**What the task asks**
Skip every picture and transcribe the remaining material exactly.

(Recorded data)

------------

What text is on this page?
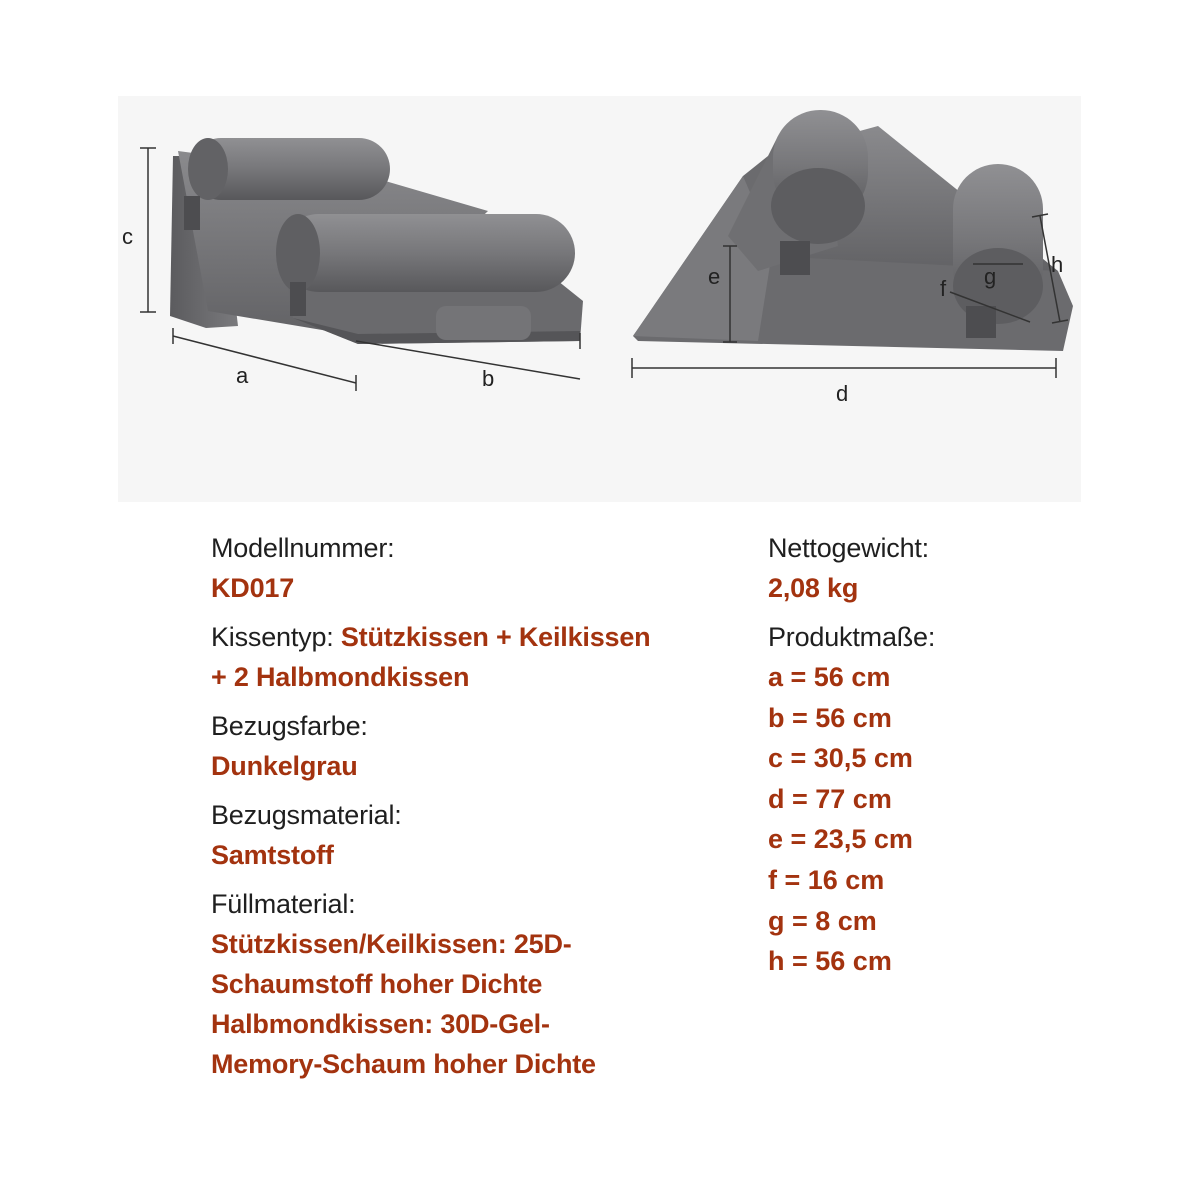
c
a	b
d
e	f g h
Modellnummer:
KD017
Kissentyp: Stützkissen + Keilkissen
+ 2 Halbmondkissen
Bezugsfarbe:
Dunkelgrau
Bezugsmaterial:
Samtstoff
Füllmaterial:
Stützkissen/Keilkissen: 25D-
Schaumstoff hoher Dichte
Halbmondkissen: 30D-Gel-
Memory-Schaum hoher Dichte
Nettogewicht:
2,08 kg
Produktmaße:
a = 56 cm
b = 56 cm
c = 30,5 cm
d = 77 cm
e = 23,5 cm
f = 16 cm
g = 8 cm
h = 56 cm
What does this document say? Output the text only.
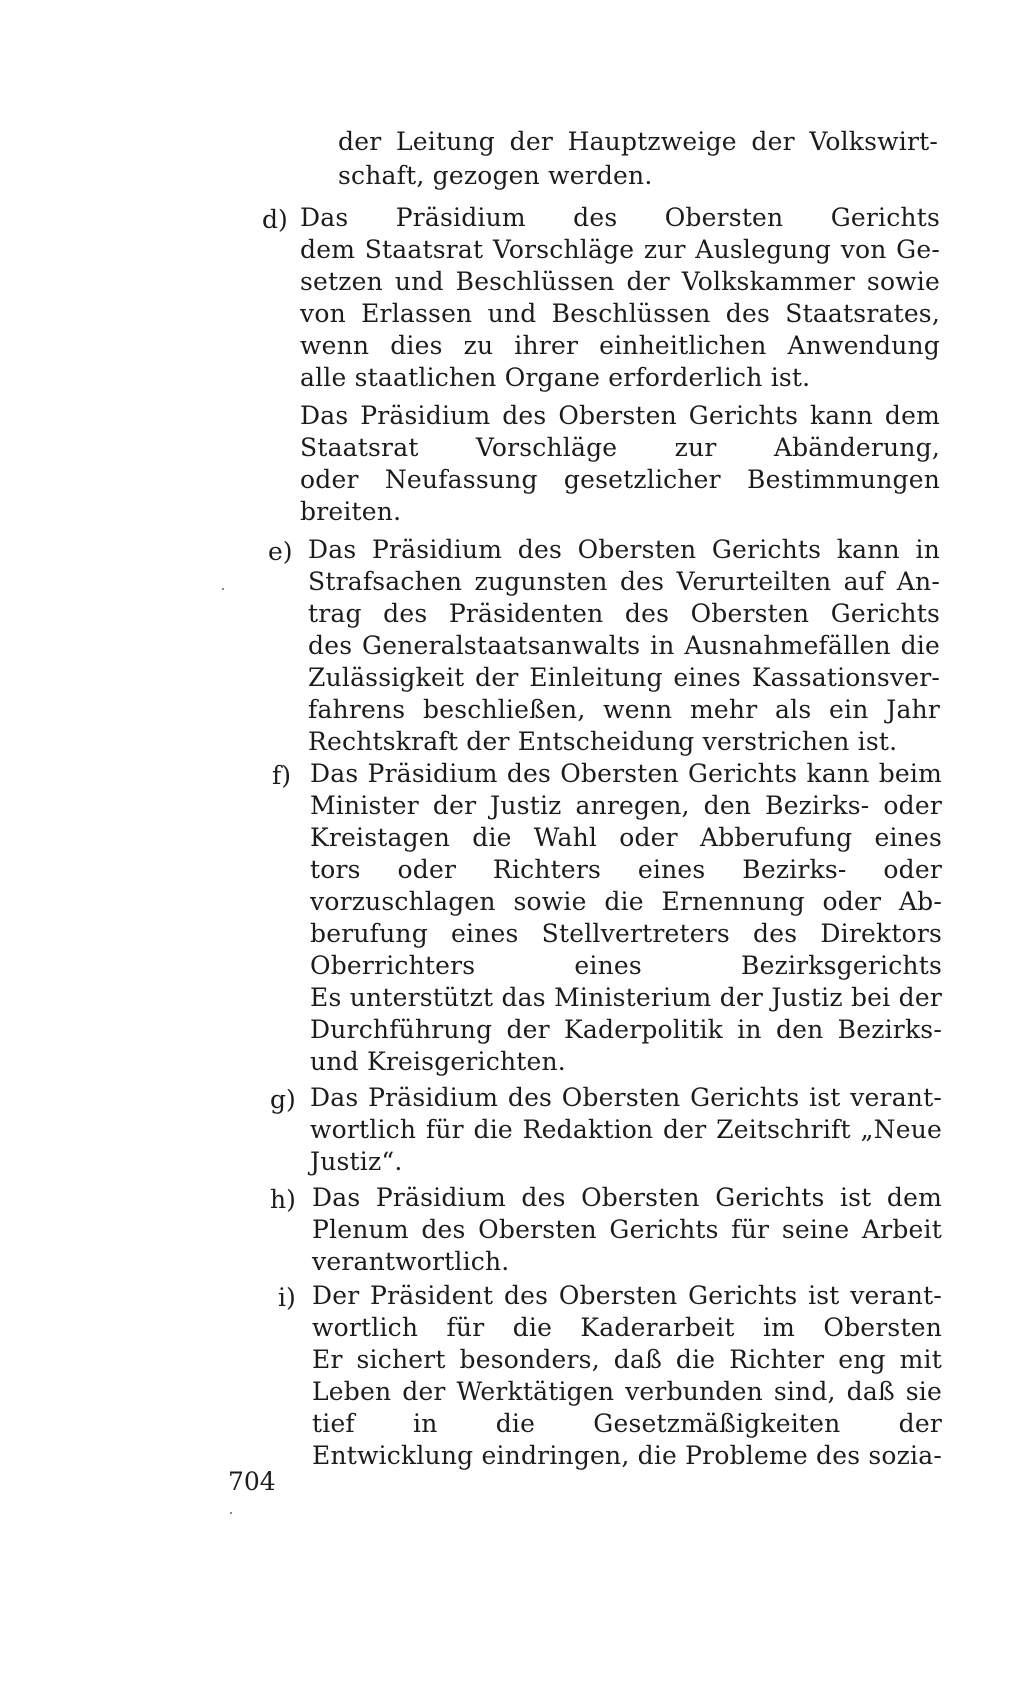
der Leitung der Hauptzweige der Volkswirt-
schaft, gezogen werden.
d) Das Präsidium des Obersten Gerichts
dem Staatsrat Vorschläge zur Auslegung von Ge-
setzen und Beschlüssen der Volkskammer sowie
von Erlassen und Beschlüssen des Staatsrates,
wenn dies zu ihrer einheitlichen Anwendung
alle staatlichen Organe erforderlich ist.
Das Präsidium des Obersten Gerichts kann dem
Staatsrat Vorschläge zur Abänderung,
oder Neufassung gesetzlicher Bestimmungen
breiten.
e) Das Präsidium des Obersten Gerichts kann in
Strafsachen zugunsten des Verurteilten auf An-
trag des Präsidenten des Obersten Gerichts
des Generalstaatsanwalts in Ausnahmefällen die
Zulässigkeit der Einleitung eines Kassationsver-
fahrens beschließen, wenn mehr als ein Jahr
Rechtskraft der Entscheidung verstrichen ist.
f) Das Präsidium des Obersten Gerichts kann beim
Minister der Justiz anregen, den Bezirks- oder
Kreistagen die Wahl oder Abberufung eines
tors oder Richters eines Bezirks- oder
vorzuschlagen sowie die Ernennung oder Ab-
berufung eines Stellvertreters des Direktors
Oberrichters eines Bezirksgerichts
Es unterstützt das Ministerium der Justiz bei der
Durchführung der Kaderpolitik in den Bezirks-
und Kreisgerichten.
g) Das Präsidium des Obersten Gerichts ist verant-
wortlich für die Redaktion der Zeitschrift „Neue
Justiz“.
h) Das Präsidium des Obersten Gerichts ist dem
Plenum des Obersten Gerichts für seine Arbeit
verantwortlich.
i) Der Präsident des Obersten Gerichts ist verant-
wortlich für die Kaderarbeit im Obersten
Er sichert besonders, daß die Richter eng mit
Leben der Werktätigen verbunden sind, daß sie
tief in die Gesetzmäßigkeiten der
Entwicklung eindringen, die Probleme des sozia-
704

------------

**Solved problem**
What text is on this page?
c
a	b
d
e	f g h
Modellnummer:
KD017
Kissentyp: Stützkissen + Keilkissen
+ 2 Halbmondkissen
Bezugsfarbe:
Dunkelgrau
Bezugsmaterial:
Samtstoff
Füllmaterial:
Stützkissen/Keilkissen: 25D-
Schaumstoff hoher Dichte
Halbmondkissen: 30D-Gel-
Memory-Schaum hoher Dichte
Nettogewicht:
2,08 kg
Produktmaße:
a = 56 cm
b = 56 cm
c = 30,5 cm
d = 77 cm
e = 23,5 cm
f = 16 cm
g = 8 cm
h = 56 cm
What does this document say? Output the text only.
der Leitung der Hauptzweige der Volkswirt-
schaft, gezogen werden.
d) Das Präsidium des Obersten Gerichts
dem Staatsrat Vorschläge zur Auslegung von Ge-
setzen und Beschlüssen der Volkskammer sowie
von Erlassen und Beschlüssen des Staatsrates,
wenn dies zu ihrer einheitlichen Anwendung
alle staatlichen Organe erforderlich ist.
Das Präsidium des Obersten Gerichts kann dem
Staatsrat Vorschläge zur Abänderung,
oder Neufassung gesetzlicher Bestimmungen
breiten.
e) Das Präsidium des Obersten Gerichts kann in
Strafsachen zugunsten des Verurteilten auf An-
trag des Präsidenten des Obersten Gerichts
des Generalstaatsanwalts in Ausnahmefällen die
Zulässigkeit der Einleitung eines Kassationsver-
fahrens beschließen, wenn mehr als ein Jahr
Rechtskraft der Entscheidung verstrichen ist.
f) Das Präsidium des Obersten Gerichts kann beim
Minister der Justiz anregen, den Bezirks- oder
Kreistagen die Wahl oder Abberufung eines
tors oder Richters eines Bezirks- oder
vorzuschlagen sowie die Ernennung oder Ab-
berufung eines Stellvertreters des Direktors
Oberrichters eines Bezirksgerichts
Es unterstützt das Ministerium der Justiz bei der
Durchführung der Kaderpolitik in den Bezirks-
und Kreisgerichten.
g) Das Präsidium des Obersten Gerichts ist verant-
wortlich für die Redaktion der Zeitschrift „Neue
Justiz“.
h) Das Präsidium des Obersten Gerichts ist dem
Plenum des Obersten Gerichts für seine Arbeit
verantwortlich.
i) Der Präsident des Obersten Gerichts ist verant-
wortlich für die Kaderarbeit im Obersten
Er sichert besonders, daß die Richter eng mit
Leben der Werktätigen verbunden sind, daß sie
tief in die Gesetzmäßigkeiten der
Entwicklung eindringen, die Probleme des sozia-
704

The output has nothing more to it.